**Provided entries**
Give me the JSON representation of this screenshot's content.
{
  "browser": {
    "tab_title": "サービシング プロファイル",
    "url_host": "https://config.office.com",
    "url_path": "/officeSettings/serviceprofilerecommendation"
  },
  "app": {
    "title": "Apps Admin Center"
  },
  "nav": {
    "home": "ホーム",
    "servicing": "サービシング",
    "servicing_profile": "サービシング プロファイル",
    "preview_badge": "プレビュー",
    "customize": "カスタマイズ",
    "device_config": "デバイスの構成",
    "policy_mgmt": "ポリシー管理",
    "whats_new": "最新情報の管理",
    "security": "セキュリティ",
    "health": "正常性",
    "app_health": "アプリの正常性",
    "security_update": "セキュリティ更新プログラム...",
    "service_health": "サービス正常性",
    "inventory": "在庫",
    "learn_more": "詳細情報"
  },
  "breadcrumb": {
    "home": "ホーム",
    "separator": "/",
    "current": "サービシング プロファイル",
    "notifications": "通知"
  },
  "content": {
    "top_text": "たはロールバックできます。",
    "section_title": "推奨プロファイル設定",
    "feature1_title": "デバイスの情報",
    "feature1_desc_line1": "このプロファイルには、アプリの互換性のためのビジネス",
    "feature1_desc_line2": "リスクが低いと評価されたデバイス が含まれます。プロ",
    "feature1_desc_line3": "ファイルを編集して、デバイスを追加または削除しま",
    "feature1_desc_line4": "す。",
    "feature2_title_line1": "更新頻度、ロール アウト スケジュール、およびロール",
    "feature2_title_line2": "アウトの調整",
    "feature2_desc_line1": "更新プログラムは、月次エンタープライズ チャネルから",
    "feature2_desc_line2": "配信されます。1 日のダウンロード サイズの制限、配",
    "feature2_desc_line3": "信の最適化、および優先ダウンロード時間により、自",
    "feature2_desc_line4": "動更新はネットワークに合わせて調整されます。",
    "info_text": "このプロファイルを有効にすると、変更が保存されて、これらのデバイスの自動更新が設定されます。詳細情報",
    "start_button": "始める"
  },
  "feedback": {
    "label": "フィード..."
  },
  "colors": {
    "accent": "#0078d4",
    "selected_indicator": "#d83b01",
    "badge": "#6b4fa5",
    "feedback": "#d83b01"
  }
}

**The exercise**
Look through the data above. Each line containing the word "content" needs to be copied.

**Expected answer**
Give me the JSON representation of this screenshot's content.
  "content": {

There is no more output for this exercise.